Extract each line holding the word "name" from the entries.

=======

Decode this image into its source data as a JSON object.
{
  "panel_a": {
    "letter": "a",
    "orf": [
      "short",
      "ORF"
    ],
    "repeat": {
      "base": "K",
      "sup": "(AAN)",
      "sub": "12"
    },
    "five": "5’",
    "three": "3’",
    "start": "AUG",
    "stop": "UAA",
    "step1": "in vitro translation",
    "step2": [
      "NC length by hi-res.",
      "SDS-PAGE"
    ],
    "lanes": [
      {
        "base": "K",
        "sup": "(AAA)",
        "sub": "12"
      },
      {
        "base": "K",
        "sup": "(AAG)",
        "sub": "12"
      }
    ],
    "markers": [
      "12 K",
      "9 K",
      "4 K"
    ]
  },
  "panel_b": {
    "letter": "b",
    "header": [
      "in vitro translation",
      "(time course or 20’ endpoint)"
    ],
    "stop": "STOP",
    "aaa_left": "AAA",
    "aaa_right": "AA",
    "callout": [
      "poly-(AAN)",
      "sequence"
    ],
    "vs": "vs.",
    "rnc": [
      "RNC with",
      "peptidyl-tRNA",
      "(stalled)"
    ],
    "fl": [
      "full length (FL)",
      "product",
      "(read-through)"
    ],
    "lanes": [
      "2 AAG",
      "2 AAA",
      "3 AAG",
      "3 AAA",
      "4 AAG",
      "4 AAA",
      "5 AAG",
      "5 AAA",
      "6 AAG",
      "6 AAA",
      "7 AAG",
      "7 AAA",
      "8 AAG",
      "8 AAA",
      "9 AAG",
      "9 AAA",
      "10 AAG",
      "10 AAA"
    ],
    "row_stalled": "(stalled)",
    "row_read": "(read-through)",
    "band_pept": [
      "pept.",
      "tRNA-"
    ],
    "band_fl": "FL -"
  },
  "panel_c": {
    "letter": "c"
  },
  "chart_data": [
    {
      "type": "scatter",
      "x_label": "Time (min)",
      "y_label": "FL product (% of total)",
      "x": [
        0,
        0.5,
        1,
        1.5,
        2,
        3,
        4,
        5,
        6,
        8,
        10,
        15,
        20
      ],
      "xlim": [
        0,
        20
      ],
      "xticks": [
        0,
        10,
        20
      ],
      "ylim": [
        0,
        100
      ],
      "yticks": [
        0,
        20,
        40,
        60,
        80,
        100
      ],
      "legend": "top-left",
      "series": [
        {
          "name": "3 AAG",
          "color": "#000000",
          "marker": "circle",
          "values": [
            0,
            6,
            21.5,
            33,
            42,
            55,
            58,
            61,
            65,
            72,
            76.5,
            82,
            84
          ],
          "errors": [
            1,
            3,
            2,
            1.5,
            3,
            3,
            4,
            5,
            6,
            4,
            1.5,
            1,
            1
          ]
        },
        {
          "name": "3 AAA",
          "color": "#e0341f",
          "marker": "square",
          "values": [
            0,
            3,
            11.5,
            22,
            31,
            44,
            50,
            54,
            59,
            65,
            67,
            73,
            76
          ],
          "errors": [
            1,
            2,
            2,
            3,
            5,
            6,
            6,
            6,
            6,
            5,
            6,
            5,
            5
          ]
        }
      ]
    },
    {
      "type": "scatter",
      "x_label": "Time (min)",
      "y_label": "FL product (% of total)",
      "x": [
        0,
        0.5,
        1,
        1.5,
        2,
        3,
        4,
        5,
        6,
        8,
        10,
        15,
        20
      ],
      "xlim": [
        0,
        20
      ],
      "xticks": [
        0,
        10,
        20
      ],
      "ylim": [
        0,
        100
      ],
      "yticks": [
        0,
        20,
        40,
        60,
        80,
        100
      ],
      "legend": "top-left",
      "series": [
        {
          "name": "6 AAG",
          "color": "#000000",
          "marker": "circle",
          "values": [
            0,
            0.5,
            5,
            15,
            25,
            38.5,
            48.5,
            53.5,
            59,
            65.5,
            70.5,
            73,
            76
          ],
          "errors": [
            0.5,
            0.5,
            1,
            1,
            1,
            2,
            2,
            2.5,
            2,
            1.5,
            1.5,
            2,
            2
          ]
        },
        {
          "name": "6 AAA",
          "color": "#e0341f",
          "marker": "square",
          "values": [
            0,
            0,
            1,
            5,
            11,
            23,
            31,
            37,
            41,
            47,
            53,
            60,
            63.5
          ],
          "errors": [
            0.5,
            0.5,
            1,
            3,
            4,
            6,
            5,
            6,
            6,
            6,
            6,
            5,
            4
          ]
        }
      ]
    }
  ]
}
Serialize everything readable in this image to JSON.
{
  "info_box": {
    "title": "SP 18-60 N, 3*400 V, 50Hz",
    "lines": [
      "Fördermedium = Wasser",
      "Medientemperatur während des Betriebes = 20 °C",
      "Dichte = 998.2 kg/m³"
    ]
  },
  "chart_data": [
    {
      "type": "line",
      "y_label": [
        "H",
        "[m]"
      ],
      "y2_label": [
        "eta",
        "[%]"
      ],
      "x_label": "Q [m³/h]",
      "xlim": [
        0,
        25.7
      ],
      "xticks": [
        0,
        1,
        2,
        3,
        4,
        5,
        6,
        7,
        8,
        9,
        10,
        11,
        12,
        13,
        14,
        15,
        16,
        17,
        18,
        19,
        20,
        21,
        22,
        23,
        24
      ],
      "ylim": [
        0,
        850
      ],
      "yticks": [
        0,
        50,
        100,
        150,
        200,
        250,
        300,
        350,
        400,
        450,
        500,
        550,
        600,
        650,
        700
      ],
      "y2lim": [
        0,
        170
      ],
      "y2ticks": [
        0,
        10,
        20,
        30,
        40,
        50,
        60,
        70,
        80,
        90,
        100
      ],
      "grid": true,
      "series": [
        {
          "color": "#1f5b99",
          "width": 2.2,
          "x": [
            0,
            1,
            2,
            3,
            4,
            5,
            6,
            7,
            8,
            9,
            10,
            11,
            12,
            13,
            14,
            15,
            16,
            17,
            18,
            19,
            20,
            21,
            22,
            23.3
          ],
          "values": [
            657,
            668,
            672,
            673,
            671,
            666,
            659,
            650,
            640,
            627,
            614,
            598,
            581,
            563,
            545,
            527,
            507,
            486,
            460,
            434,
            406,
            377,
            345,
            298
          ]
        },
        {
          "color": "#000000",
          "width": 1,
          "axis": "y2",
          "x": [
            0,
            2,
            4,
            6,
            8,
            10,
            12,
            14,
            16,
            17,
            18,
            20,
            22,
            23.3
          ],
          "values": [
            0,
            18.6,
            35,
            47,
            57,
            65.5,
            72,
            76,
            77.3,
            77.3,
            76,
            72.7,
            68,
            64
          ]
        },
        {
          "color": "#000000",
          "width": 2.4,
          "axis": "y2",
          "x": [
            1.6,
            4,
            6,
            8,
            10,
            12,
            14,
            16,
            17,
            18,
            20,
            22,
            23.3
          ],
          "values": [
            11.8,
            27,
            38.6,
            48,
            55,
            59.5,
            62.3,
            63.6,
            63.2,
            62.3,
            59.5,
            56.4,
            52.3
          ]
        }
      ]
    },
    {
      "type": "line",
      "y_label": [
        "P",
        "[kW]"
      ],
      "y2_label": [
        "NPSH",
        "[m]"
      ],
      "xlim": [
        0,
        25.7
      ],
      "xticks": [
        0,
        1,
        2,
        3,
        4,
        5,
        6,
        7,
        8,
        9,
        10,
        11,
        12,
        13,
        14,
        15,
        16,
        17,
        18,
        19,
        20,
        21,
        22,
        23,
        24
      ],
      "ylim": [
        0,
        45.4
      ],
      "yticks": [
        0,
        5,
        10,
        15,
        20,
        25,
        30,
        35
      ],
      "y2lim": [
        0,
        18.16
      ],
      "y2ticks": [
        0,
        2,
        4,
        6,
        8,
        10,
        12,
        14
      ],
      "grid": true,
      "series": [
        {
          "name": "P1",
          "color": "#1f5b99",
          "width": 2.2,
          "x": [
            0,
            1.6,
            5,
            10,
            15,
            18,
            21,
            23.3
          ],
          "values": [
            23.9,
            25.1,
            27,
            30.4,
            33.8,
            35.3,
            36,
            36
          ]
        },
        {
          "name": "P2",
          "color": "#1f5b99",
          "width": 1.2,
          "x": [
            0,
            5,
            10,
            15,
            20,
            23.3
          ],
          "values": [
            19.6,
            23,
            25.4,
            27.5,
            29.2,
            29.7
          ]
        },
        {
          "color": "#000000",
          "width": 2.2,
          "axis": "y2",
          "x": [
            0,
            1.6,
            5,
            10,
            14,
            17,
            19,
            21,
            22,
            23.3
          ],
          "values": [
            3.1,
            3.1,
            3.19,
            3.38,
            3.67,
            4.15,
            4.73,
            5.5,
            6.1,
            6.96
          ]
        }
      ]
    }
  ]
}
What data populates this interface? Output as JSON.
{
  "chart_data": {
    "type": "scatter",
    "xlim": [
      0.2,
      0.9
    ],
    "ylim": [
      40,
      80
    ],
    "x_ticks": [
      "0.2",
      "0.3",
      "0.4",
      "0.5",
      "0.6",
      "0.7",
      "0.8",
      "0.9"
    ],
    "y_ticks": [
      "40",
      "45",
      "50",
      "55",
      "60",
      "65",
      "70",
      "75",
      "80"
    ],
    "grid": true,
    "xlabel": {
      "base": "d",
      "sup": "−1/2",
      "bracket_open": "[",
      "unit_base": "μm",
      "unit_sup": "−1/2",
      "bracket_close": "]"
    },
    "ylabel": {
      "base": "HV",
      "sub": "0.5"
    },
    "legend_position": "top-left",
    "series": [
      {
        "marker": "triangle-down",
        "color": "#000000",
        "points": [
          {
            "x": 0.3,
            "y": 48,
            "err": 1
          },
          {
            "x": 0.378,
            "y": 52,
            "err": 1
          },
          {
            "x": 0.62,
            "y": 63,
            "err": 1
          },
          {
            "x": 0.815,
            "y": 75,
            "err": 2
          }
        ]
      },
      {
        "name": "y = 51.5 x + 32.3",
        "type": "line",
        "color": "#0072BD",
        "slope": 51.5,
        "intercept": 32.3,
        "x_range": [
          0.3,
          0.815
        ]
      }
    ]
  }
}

=======

| EXERCISE ANSWER |
          "name": "3 AAG",
          "name": "3 AAA",
          "name": "6 AAG",
          "name": "6 AAA",
          "name": "P1",
          "name": "P2",
        "name": "y = 51.5 x + 32.3",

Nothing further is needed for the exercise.